Raw records |
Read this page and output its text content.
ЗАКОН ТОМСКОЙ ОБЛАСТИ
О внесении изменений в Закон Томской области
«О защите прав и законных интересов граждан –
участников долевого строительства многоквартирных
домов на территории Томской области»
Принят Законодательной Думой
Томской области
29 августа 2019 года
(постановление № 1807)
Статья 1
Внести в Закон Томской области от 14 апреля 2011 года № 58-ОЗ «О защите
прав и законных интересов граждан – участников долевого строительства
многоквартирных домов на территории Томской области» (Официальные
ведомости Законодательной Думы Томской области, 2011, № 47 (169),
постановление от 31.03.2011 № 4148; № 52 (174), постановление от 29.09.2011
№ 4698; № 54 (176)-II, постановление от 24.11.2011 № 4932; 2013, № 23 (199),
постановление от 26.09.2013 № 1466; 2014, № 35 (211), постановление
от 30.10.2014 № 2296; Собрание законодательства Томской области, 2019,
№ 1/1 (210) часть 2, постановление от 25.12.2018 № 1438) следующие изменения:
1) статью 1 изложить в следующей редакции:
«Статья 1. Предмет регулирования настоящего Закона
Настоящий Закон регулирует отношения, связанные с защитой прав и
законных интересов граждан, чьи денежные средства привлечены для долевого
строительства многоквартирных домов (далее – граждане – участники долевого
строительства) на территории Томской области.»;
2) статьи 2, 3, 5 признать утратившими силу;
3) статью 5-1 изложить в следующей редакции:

What to work on | Show every line above in which the word "интересов" occurs.

Correct response |
«О защите прав и законных интересов граждан –
прав и законных интересов граждан – участников долевого строительства
законных интересов граждан, чьи денежные средства привлечены для долевого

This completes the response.